▸ **EXERCISE**
Locate the word "Substation" in the data below, then copy every line that holds it.

===== RECORDED INFORMATION =====

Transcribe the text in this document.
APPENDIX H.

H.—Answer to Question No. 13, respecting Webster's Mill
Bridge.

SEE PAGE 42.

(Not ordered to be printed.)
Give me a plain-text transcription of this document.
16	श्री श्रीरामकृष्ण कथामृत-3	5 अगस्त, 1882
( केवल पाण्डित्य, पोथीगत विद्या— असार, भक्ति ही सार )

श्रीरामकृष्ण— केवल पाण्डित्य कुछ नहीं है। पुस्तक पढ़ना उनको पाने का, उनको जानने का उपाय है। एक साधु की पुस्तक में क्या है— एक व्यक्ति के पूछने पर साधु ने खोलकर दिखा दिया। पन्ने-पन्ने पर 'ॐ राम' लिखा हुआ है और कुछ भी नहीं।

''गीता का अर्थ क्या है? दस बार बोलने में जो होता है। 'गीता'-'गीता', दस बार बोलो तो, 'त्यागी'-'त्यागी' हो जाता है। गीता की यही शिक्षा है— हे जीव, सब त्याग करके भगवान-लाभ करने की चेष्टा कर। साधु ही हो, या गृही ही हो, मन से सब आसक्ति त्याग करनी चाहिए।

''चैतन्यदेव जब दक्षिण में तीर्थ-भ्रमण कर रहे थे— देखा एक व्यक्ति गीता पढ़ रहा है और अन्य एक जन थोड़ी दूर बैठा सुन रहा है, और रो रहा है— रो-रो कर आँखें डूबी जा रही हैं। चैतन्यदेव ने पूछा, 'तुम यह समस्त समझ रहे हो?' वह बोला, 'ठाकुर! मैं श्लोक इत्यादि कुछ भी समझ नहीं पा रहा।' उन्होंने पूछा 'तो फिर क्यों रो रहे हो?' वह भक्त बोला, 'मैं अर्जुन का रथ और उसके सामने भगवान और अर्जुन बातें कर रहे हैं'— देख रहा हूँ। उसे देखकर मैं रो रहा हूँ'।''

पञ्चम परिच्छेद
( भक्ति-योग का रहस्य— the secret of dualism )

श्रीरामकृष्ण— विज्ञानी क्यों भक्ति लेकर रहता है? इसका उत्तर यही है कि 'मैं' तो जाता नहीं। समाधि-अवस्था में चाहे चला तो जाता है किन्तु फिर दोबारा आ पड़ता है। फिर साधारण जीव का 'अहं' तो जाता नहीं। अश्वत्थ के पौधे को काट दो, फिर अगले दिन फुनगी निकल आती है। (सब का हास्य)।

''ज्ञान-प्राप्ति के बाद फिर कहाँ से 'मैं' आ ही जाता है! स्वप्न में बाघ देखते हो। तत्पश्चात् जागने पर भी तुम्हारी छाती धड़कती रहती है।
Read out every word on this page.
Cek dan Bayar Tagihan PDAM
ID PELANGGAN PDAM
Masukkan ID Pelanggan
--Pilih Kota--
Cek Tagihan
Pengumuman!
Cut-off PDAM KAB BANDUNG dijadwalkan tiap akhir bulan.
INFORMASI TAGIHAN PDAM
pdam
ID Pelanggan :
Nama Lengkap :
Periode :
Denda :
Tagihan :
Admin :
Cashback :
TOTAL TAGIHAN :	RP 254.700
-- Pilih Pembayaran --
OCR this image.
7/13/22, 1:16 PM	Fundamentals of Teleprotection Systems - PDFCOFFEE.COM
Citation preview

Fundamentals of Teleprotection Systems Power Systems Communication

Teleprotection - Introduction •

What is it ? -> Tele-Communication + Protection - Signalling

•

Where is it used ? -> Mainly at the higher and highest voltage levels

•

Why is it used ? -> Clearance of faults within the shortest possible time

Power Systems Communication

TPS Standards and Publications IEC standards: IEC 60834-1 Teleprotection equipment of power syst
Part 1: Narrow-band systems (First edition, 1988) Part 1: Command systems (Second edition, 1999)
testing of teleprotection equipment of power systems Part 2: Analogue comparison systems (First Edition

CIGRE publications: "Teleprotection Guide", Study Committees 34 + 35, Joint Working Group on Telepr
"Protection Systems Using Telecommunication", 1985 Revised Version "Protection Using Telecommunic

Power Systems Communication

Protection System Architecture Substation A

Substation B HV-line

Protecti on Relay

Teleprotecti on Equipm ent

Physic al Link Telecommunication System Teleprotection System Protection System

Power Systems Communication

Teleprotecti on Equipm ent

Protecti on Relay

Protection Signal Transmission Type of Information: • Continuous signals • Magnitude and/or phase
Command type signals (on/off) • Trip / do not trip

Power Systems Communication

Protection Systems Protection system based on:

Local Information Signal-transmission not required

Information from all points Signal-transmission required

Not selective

=====

▸ **SOLUTION FOR THIS EXERCISE**
Protection System Architecture Substation A
Substation B HV-line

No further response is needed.